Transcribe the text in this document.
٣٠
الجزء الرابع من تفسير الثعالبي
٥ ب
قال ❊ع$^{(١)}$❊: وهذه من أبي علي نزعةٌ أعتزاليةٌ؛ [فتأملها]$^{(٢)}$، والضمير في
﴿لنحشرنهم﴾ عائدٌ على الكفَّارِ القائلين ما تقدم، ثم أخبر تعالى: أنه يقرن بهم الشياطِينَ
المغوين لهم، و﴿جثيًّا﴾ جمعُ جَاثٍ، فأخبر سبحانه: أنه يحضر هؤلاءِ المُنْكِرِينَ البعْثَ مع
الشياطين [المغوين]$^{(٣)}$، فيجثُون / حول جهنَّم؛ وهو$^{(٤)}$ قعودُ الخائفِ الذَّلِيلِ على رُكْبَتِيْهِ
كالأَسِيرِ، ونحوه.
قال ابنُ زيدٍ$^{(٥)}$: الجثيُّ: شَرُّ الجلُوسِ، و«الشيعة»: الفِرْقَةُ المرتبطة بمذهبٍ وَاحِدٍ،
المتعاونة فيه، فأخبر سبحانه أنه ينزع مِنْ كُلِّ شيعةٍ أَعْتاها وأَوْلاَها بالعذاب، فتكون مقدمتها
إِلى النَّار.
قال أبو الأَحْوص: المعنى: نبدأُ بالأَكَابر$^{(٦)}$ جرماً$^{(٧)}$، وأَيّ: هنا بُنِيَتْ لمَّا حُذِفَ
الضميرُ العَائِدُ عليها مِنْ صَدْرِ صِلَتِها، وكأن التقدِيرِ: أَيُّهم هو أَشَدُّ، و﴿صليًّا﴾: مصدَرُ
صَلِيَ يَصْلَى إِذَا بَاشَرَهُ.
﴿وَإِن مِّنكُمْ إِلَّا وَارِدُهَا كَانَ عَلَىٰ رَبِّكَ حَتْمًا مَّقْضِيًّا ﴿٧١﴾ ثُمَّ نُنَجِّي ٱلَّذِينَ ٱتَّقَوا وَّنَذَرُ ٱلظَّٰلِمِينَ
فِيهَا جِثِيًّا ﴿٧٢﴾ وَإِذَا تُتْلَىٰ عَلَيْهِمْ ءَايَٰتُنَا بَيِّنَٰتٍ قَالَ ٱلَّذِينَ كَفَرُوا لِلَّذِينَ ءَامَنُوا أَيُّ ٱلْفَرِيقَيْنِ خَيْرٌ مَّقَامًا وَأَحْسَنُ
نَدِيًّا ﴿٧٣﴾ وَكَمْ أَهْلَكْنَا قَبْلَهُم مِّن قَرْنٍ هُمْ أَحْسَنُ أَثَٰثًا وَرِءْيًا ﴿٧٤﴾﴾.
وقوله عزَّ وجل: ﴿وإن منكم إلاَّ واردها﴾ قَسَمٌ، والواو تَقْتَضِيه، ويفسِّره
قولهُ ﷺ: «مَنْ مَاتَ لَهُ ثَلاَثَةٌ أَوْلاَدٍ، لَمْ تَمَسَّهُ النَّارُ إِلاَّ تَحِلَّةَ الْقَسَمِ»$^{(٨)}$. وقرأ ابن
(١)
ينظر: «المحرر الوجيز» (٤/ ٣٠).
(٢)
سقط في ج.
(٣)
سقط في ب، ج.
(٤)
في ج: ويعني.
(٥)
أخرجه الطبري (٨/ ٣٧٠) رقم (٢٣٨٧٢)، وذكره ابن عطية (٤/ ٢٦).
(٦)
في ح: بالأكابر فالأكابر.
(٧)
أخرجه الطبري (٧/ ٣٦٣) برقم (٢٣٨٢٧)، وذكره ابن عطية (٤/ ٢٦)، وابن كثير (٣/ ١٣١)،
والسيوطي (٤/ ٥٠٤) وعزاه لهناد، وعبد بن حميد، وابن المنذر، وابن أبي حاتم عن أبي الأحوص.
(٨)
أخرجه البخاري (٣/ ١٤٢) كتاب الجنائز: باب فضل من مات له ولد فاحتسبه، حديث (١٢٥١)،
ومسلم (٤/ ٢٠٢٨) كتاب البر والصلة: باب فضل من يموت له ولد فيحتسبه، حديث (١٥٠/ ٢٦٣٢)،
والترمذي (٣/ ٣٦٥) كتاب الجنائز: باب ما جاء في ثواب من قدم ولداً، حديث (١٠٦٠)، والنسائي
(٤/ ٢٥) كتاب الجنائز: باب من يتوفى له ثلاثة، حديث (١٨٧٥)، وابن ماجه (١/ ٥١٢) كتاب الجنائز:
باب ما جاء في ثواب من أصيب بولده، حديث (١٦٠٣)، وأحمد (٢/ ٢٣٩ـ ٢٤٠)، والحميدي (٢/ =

• Goal
Faithfully copy every entry, leaving nothing out.

• Full output
Transcribe the text in this document.
٣٠
الجزء الرابع من تفسير الثعالبي
٥ ب
قال ❊ع$^{(١)}$❊: وهذه من أبي علي نزعةٌ أعتزاليةٌ؛ [فتأملها]$^{(٢)}$، والضمير في
﴿لنحشرنهم﴾ عائدٌ على الكفَّارِ القائلين ما تقدم، ثم أخبر تعالى: أنه يقرن بهم الشياطِينَ
المغوين لهم، و﴿جثيًّا﴾ جمعُ جَاثٍ، فأخبر سبحانه: أنه يحضر هؤلاءِ المُنْكِرِينَ البعْثَ مع
الشياطين [المغوين]$^{(٣)}$، فيجثُون / حول جهنَّم؛ وهو$^{(٤)}$ قعودُ الخائفِ الذَّلِيلِ على رُكْبَتِيْهِ
كالأَسِيرِ، ونحوه.
قال ابنُ زيدٍ$^{(٥)}$: الجثيُّ: شَرُّ الجلُوسِ، و«الشيعة»: الفِرْقَةُ المرتبطة بمذهبٍ وَاحِدٍ،
المتعاونة فيه، فأخبر سبحانه أنه ينزع مِنْ كُلِّ شيعةٍ أَعْتاها وأَوْلاَها بالعذاب، فتكون مقدمتها
إِلى النَّار.
قال أبو الأَحْوص: المعنى: نبدأُ بالأَكَابر$^{(٦)}$ جرماً$^{(٧)}$، وأَيّ: هنا بُنِيَتْ لمَّا حُذِفَ
الضميرُ العَائِدُ عليها مِنْ صَدْرِ صِلَتِها، وكأن التقدِيرِ: أَيُّهم هو أَشَدُّ، و﴿صليًّا﴾: مصدَرُ
صَلِيَ يَصْلَى إِذَا بَاشَرَهُ.
﴿وَإِن مِّنكُمْ إِلَّا وَارِدُهَا كَانَ عَلَىٰ رَبِّكَ حَتْمًا مَّقْضِيًّا ﴿٧١﴾ ثُمَّ نُنَجِّي ٱلَّذِينَ ٱتَّقَوا وَّنَذَرُ ٱلظَّٰلِمِينَ
فِيهَا جِثِيًّا ﴿٧٢﴾ وَإِذَا تُتْلَىٰ عَلَيْهِمْ ءَايَٰتُنَا بَيِّنَٰتٍ قَالَ ٱلَّذِينَ كَفَرُوا لِلَّذِينَ ءَامَنُوا أَيُّ ٱلْفَرِيقَيْنِ خَيْرٌ مَّقَامًا وَأَحْسَنُ
نَدِيًّا ﴿٧٣﴾ وَكَمْ أَهْلَكْنَا قَبْلَهُم مِّن قَرْنٍ هُمْ أَحْسَنُ أَثَٰثًا وَرِءْيًا ﴿٧٤﴾﴾.
وقوله عزَّ وجل: ﴿وإن منكم إلاَّ واردها﴾ قَسَمٌ، والواو تَقْتَضِيه، ويفسِّره
قولهُ ﷺ: «مَنْ مَاتَ لَهُ ثَلاَثَةٌ أَوْلاَدٍ، لَمْ تَمَسَّهُ النَّارُ إِلاَّ تَحِلَّةَ الْقَسَمِ»$^{(٨)}$. وقرأ ابن
(١)
ينظر: «المحرر الوجيز» (٤/ ٣٠).
(٢)
سقط في ج.
(٣)
سقط في ب، ج.
(٤)
في ج: ويعني.
(٥)
أخرجه الطبري (٨/ ٣٧٠) رقم (٢٣٨٧٢)، وذكره ابن عطية (٤/ ٢٦).
(٦)
في ح: بالأكابر فالأكابر.
(٧)
أخرجه الطبري (٧/ ٣٦٣) برقم (٢٣٨٢٧)، وذكره ابن عطية (٤/ ٢٦)، وابن كثير (٣/ ١٣١)،
والسيوطي (٤/ ٥٠٤) وعزاه لهناد، وعبد بن حميد، وابن المنذر، وابن أبي حاتم عن أبي الأحوص.
(٨)
أخرجه البخاري (٣/ ١٤٢) كتاب الجنائز: باب فضل من مات له ولد فاحتسبه، حديث (١٢٥١)،
ومسلم (٤/ ٢٠٢٨) كتاب البر والصلة: باب فضل من يموت له ولد فيحتسبه، حديث (١٥٠/ ٢٦٣٢)،
والترمذي (٣/ ٣٦٥) كتاب الجنائز: باب ما جاء في ثواب من قدم ولداً، حديث (١٠٦٠)، والنسائي
(٤/ ٢٥) كتاب الجنائز: باب من يتوفى له ثلاثة، حديث (١٨٧٥)، وابن ماجه (١/ ٥١٢) كتاب الجنائز:
باب ما جاء في ثواب من أصيب بولده، حديث (١٦٠٣)، وأحمد (٢/ ٢٣٩ـ ٢٤٠)، والحميدي (٢/ =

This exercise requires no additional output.